### [Task goal]
Below are some records; give them all again exactly, but not the pictures.

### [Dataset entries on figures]
## Start
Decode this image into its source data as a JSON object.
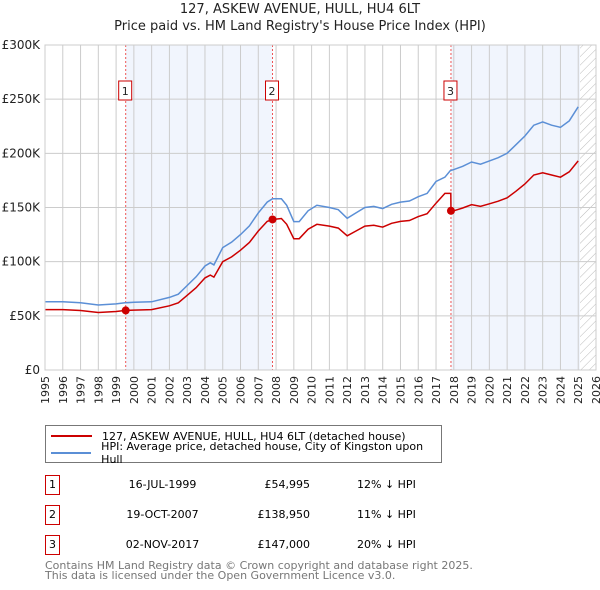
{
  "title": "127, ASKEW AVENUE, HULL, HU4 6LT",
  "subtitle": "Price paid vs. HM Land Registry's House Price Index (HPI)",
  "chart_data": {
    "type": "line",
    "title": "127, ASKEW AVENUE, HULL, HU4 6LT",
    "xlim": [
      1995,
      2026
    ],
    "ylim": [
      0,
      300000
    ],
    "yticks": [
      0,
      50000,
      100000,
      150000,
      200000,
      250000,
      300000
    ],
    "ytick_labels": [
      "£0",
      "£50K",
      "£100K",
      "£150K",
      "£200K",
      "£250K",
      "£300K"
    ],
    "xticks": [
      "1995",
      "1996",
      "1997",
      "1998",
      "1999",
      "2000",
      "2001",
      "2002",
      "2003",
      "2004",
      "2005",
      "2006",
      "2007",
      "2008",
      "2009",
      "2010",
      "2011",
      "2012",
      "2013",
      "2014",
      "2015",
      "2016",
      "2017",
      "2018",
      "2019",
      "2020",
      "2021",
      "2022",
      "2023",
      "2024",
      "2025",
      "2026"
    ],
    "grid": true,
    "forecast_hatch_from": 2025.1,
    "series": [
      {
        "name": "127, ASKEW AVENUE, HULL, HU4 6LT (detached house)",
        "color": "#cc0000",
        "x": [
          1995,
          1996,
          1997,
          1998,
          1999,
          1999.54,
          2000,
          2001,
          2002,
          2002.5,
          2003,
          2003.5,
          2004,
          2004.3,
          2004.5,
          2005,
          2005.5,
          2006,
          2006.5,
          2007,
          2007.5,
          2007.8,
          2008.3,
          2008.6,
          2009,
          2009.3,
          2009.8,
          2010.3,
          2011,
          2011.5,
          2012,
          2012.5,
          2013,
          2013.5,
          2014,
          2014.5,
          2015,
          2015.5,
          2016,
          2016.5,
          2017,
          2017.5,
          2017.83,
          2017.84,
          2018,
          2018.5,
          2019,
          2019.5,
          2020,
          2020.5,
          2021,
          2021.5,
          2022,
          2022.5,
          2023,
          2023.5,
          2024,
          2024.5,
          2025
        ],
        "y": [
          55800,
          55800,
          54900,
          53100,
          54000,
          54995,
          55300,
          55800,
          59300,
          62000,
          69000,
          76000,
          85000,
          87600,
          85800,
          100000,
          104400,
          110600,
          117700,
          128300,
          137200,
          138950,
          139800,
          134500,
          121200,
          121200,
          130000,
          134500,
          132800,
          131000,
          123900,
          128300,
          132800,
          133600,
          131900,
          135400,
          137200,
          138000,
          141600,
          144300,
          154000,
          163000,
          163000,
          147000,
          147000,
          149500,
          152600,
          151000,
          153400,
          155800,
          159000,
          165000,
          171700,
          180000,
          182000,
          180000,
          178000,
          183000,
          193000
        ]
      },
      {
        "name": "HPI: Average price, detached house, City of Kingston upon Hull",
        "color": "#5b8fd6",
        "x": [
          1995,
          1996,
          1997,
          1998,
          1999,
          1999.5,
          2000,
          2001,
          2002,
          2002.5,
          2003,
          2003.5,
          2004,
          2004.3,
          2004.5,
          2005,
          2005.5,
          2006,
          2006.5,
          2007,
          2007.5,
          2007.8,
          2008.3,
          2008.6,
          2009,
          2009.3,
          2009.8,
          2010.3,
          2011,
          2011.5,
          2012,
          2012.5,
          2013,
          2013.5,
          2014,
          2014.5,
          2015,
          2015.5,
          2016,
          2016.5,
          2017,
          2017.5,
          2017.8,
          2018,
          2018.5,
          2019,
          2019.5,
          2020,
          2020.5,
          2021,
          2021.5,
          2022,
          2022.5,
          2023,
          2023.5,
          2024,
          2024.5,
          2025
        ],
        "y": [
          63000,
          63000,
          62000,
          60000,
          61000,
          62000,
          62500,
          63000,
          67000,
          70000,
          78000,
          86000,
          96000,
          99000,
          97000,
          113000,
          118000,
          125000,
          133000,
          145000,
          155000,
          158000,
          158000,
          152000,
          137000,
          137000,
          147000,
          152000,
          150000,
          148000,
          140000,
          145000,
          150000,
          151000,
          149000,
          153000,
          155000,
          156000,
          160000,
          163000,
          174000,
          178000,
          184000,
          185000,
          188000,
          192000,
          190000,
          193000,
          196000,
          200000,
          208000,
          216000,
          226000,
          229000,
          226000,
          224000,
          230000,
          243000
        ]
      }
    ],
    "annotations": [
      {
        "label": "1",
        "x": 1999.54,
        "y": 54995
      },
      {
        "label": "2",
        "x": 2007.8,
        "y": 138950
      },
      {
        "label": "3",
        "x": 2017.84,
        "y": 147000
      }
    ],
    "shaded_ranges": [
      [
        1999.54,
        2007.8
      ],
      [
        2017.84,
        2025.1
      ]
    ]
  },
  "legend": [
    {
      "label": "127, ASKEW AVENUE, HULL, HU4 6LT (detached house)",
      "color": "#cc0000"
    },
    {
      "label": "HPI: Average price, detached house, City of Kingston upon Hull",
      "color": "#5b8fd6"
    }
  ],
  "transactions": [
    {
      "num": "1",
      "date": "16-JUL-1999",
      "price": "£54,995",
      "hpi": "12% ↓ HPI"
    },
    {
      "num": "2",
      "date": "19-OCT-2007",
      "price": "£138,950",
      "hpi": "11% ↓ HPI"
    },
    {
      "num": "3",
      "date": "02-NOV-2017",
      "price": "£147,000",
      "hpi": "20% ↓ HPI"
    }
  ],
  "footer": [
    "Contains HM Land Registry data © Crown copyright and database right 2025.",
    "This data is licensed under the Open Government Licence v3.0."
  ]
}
## End
### [Complete response]
Decode this image into its source data as a JSON object.
{
  "title": "127, ASKEW AVENUE, HULL, HU4 6LT",
  "subtitle": "Price paid vs. HM Land Registry's House Price Index (HPI)",
  "chart_data": {
    "type": "line",
    "title": "127, ASKEW AVENUE, HULL, HU4 6LT",
    "xlim": [
      1995,
      2026
    ],
    "ylim": [
      0,
      300000
    ],
    "yticks": [
      0,
      50000,
      100000,
      150000,
      200000,
      250000,
      300000
    ],
    "ytick_labels": [
      "£0",
      "£50K",
      "£100K",
      "£150K",
      "£200K",
      "£250K",
      "£300K"
    ],
    "xticks": [
      "1995",
      "1996",
      "1997",
      "1998",
      "1999",
      "2000",
      "2001",
      "2002",
      "2003",
      "2004",
      "2005",
      "2006",
      "2007",
      "2008",
      "2009",
      "2010",
      "2011",
      "2012",
      "2013",
      "2014",
      "2015",
      "2016",
      "2017",
      "2018",
      "2019",
      "2020",
      "2021",
      "2022",
      "2023",
      "2024",
      "2025",
      "2026"
    ],
    "grid": true,
    "forecast_hatch_from": 2025.1,
    "series": [
      {
        "name": "127, ASKEW AVENUE, HULL, HU4 6LT (detached house)",
        "color": "#cc0000",
        "x": [
          1995,
          1996,
          1997,
          1998,
          1999,
          1999.54,
          2000,
          2001,
          2002,
          2002.5,
          2003,
          2003.5,
          2004,
          2004.3,
          2004.5,
          2005,
          2005.5,
          2006,
          2006.5,
          2007,
          2007.5,
          2007.8,
          2008.3,
          2008.6,
          2009,
          2009.3,
          2009.8,
          2010.3,
          2011,
          2011.5,
          2012,
          2012.5,
          2013,
          2013.5,
          2014,
          2014.5,
          2015,
          2015.5,
          2016,
          2016.5,
          2017,
          2017.5,
          2017.83,
          2017.84,
          2018,
          2018.5,
          2019,
          2019.5,
          2020,
          2020.5,
          2021,
          2021.5,
          2022,
          2022.5,
          2023,
          2023.5,
          2024,
          2024.5,
          2025
        ],
        "y": [
          55800,
          55800,
          54900,
          53100,
          54000,
          54995,
          55300,
          55800,
          59300,
          62000,
          69000,
          76000,
          85000,
          87600,
          85800,
          100000,
          104400,
          110600,
          117700,
          128300,
          137200,
          138950,
          139800,
          134500,
          121200,
          121200,
          130000,
          134500,
          132800,
          131000,
          123900,
          128300,
          132800,
          133600,
          131900,
          135400,
          137200,
          138000,
          141600,
          144300,
          154000,
          163000,
          163000,
          147000,
          147000,
          149500,
          152600,
          151000,
          153400,
          155800,
          159000,
          165000,
          171700,
          180000,
          182000,
          180000,
          178000,
          183000,
          193000
        ]
      },
      {
        "name": "HPI: Average price, detached house, City of Kingston upon Hull",
        "color": "#5b8fd6",
        "x": [
          1995,
          1996,
          1997,
          1998,
          1999,
          1999.5,
          2000,
          2001,
          2002,
          2002.5,
          2003,
          2003.5,
          2004,
          2004.3,
          2004.5,
          2005,
          2005.5,
          2006,
          2006.5,
          2007,
          2007.5,
          2007.8,
          2008.3,
          2008.6,
          2009,
          2009.3,
          2009.8,
          2010.3,
          2011,
          2011.5,
          2012,
          2012.5,
          2013,
          2013.5,
          2014,
          2014.5,
          2015,
          2015.5,
          2016,
          2016.5,
          2017,
          2017.5,
          2017.8,
          2018,
          2018.5,
          2019,
          2019.5,
          2020,
          2020.5,
          2021,
          2021.5,
          2022,
          2022.5,
          2023,
          2023.5,
          2024,
          2024.5,
          2025
        ],
        "y": [
          63000,
          63000,
          62000,
          60000,
          61000,
          62000,
          62500,
          63000,
          67000,
          70000,
          78000,
          86000,
          96000,
          99000,
          97000,
          113000,
          118000,
          125000,
          133000,
          145000,
          155000,
          158000,
          158000,
          152000,
          137000,
          137000,
          147000,
          152000,
          150000,
          148000,
          140000,
          145000,
          150000,
          151000,
          149000,
          153000,
          155000,
          156000,
          160000,
          163000,
          174000,
          178000,
          184000,
          185000,
          188000,
          192000,
          190000,
          193000,
          196000,
          200000,
          208000,
          216000,
          226000,
          229000,
          226000,
          224000,
          230000,
          243000
        ]
      }
    ],
    "annotations": [
      {
        "label": "1",
        "x": 1999.54,
        "y": 54995
      },
      {
        "label": "2",
        "x": 2007.8,
        "y": 138950
      },
      {
        "label": "3",
        "x": 2017.84,
        "y": 147000
      }
    ],
    "shaded_ranges": [
      [
        1999.54,
        2007.8
      ],
      [
        2017.84,
        2025.1
      ]
    ]
  },
  "legend": [
    {
      "label": "127, ASKEW AVENUE, HULL, HU4 6LT (detached house)",
      "color": "#cc0000"
    },
    {
      "label": "HPI: Average price, detached house, City of Kingston upon Hull",
      "color": "#5b8fd6"
    }
  ],
  "transactions": [
    {
      "num": "1",
      "date": "16-JUL-1999",
      "price": "£54,995",
      "hpi": "12% ↓ HPI"
    },
    {
      "num": "2",
      "date": "19-OCT-2007",
      "price": "£138,950",
      "hpi": "11% ↓ HPI"
    },
    {
      "num": "3",
      "date": "02-NOV-2017",
      "price": "£147,000",
      "hpi": "20% ↓ HPI"
    }
  ],
  "footer": [
    "Contains HM Land Registry data © Crown copyright and database right 2025.",
    "This data is licensed under the Open Government Licence v3.0."
  ]
}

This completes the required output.